A run of records
***

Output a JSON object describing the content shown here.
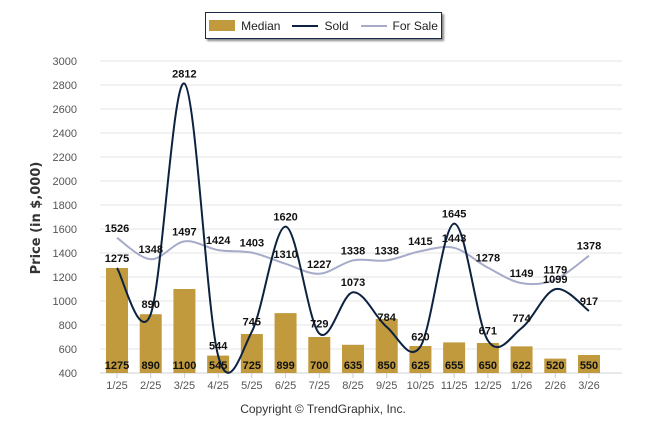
{
  "chart_data": {
    "type": "bar",
    "title": "",
    "xlabel": "",
    "ylabel": "Price (in $,000)",
    "ylim": [
      400,
      3000
    ],
    "yticks": [
      400,
      600,
      800,
      1000,
      1200,
      1400,
      1600,
      1800,
      2000,
      2200,
      2400,
      2600,
      2800,
      3000
    ],
    "grid": true,
    "legend_position": "top-center",
    "categories": [
      "1/25",
      "2/25",
      "3/25",
      "4/25",
      "5/25",
      "6/25",
      "7/25",
      "8/25",
      "9/25",
      "10/25",
      "11/25",
      "12/25",
      "1/26",
      "2/26",
      "3/26"
    ],
    "series": [
      {
        "name": "Median",
        "type": "bar",
        "color": "#c19a3e",
        "values": [
          1275,
          890,
          1100,
          545,
          725,
          899,
          700,
          635,
          850,
          625,
          655,
          650,
          622,
          520,
          550
        ]
      },
      {
        "name": "Sold",
        "type": "line",
        "color": "#0d2240",
        "values": [
          1275,
          890,
          2812,
          544,
          745,
          1620,
          729,
          1073,
          784,
          620,
          1645,
          671,
          774,
          1099,
          917
        ]
      },
      {
        "name": "For Sale",
        "type": "line",
        "color": "#a5abc9",
        "values": [
          1526,
          1348,
          1497,
          1424,
          1403,
          1310,
          1227,
          1338,
          1338,
          1415,
          1443,
          1278,
          1149,
          1179,
          1378
        ]
      }
    ]
  },
  "legend": {
    "items": [
      {
        "label": "Median"
      },
      {
        "label": "Sold"
      },
      {
        "label": "For Sale"
      }
    ]
  },
  "footer": {
    "copyright": "Copyright © TrendGraphix, Inc."
  }
}
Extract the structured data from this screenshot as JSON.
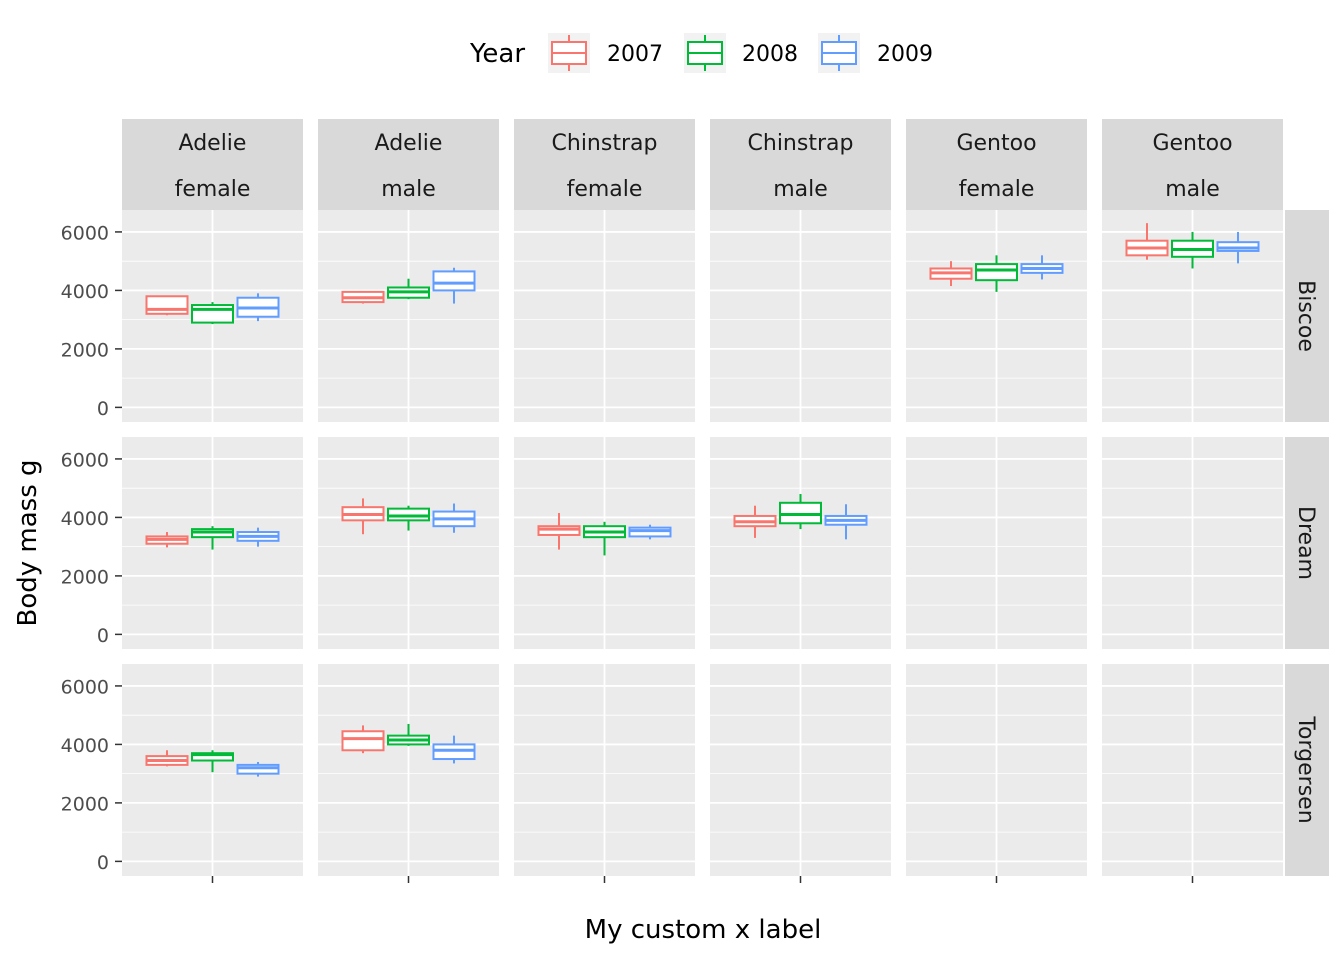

***

### [DO THIS]
Output every entry verbatim. Pictures do not belong in the copy.

### [PROBLEM SOLUTION]
Output a JSON object describing the content shown here.
{
  "chart_data": {
    "type": "bar",
    "title": "",
    "xlabel": "",
    "ylabel": "Price (in $,000)",
    "ylim": [
      400,
      3000
    ],
    "yticks": [
      400,
      600,
      800,
      1000,
      1200,
      1400,
      1600,
      1800,
      2000,
      2200,
      2400,
      2600,
      2800,
      3000
    ],
    "grid": true,
    "legend_position": "top-center",
    "categories": [
      "1/25",
      "2/25",
      "3/25",
      "4/25",
      "5/25",
      "6/25",
      "7/25",
      "8/25",
      "9/25",
      "10/25",
      "11/25",
      "12/25",
      "1/26",
      "2/26",
      "3/26"
    ],
    "series": [
      {
        "name": "Median",
        "type": "bar",
        "color": "#c19a3e",
        "values": [
          1275,
          890,
          1100,
          545,
          725,
          899,
          700,
          635,
          850,
          625,
          655,
          650,
          622,
          520,
          550
        ]
      },
      {
        "name": "Sold",
        "type": "line",
        "color": "#0d2240",
        "values": [
          1275,
          890,
          2812,
          544,
          745,
          1620,
          729,
          1073,
          784,
          620,
          1645,
          671,
          774,
          1099,
          917
        ]
      },
      {
        "name": "For Sale",
        "type": "line",
        "color": "#a5abc9",
        "values": [
          1526,
          1348,
          1497,
          1424,
          1403,
          1310,
          1227,
          1338,
          1338,
          1415,
          1443,
          1278,
          1149,
          1179,
          1378
        ]
      }
    ]
  },
  "legend": {
    "items": [
      {
        "label": "Median"
      },
      {
        "label": "Sold"
      },
      {
        "label": "For Sale"
      }
    ]
  },
  "footer": {
    "copyright": "Copyright © TrendGraphix, Inc."
  }
}
Extract the structured data from this screenshot as JSON.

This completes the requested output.